:: 本文 ::

里山の生き物図鑑

アカハライモリ(赤腹井守、赤腹蠑螈)

アカハライモリ(赤腹井守、赤腹蠑螈)

皮膚はザラザラしていて、名前にもあるように赤いお腹が特徴的です。刺激を受けると、体を倒し赤い腹を見せる動きをするけど、驚かないでね。

分類 有尾目 イモリ科 トウヨウイモリ属
分布 本州、四国、九州とその周囲の島嶼に分布する日本の固有種で、当該地域に分布するイモリとしては唯一の種でもあります。島嶼では佐渡島、隠岐諸島、壱岐島、五島列島、大隅諸島まで分布するが、対馬島には分布していません。
形態 全長は10cm前後で、2対4本の短い足と長い尾をもっています。サンショウウオ類と異なり皮膚がザラザラしていて、背中側は黒-茶褐色で腹は赤地に黒の斑点模様になっています。赤みや斑点模様は地域差や個体差があり、ほとんど黒いものや全く斑点が無いもの、逆に背中まで赤いものもいます。フグと同じテトロドトキシンという毒をもち、腹の赤黒の斑点模様は毒をもつことを他の動物に知らせる警戒色になっていると考えられています。陸上で強い物理刺激を受けると横に倒れて体を反らせ、赤い腹を見せる動作を行います。

:::

**課題の内容**: 上のアカハライモリの解説文を、最後の文の後から書き継いでください。

:: 資料 ::

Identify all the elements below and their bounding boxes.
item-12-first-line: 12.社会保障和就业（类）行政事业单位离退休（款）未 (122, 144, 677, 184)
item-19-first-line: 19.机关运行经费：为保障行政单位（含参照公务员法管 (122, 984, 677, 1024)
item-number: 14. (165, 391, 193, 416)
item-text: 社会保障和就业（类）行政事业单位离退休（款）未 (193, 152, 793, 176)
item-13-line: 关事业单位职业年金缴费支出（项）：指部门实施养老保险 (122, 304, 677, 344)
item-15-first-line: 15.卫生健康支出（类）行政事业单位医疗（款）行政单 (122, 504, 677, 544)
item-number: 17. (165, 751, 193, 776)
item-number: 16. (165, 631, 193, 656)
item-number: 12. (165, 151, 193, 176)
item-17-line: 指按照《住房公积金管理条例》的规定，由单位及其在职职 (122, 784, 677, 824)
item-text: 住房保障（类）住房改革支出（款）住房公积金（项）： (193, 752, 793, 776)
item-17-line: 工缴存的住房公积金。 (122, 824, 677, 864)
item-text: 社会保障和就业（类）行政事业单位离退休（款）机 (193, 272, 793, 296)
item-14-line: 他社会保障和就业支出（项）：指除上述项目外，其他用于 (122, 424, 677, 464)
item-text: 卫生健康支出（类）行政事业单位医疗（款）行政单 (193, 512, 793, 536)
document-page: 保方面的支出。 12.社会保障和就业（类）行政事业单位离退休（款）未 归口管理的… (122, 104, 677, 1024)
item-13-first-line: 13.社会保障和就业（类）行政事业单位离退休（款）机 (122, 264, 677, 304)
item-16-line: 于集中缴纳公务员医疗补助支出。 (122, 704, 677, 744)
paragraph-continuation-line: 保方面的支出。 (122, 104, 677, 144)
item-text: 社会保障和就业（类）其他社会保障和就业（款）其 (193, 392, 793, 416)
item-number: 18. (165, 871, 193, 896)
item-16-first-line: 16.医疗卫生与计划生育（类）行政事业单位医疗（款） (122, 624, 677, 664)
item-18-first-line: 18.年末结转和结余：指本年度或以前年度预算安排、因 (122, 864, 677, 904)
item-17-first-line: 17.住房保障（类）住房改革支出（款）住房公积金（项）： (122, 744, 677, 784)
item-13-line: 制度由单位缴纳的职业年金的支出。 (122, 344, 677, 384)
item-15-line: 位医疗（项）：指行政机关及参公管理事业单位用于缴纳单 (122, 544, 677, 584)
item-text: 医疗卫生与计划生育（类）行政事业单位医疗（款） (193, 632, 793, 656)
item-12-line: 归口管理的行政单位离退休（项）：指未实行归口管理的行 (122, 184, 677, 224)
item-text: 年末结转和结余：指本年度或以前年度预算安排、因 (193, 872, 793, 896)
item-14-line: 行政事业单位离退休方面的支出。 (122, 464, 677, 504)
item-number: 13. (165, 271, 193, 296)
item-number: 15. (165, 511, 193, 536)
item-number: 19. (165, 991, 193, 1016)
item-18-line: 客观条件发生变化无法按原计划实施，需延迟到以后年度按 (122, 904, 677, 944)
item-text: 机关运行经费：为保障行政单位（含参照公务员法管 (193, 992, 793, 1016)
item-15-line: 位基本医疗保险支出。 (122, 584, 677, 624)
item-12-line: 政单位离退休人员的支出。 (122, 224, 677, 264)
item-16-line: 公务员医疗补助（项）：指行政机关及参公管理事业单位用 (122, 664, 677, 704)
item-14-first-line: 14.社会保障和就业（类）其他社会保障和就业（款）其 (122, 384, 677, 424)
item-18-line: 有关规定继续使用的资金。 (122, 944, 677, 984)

:::

**解答**:
生息地 水田、池、川の淀みなど流れのない淡水中に生息します。 繁殖期以外は水辺の近くの林や、クズなどの茂る草地の水気の多い枯れ草の下などに潜むことが多いです。 日本産サンショウウオ類は繁殖時期にのみ水辺に留まるものが多いですが、本種の成体は繁殖期以外も水中で生活することが多くあります。ただし雨の日には水から出て移動することもあります。冬は水路の落ち葉の下や水辺近くの石の下などで冬眠します。
繁殖 春になり気温が上昇し始めると、成体が水中に姿を現します。オスがメスの行く先にまわりこみ、紫色の婚姻色を呈した尾を身体の横まで曲げて小刻みにふるわせるなど複雑な求愛行動を行います。このときにオスが分泌するフェロモンをメスが受け入れる態勢になると、メスはオスの後ろについて歩きます。オスの尾に触れる合図を送ると、オスが精子嚢を落としメスが総排出腔から取り込みます。 メスは、寒天質に包まれた受精卵を水中の水草の葉にくるむように1つずつ産卵します。流水に産卵する種類がいるサンショウウオ類に対し、アカハライモリは水たまり、池、川の淀みなど流れの無い止水域で産卵・発生します。卵から孵った幼生はアホロートルのような外鰓(外えら)があり、さらにバランサーという突起をもっています。幼生ははじめのうちは足も生えていませんが、やがて前後の脚が生えてきます。
豆知識 和名の「井守」は、野井戸の中にも生息するので「井戸を守る」に由来するという説や、井は田んぼを意味し、水田に生息することから「田を守る」との意味に由来するという説があります。 名前がヤモリと似ていますが、ヤモリは爬虫類であること、人家の外壁などに生息し一生を通じて水中に入ることがないこと、変態をしないことなどが、イモリとの相違点です。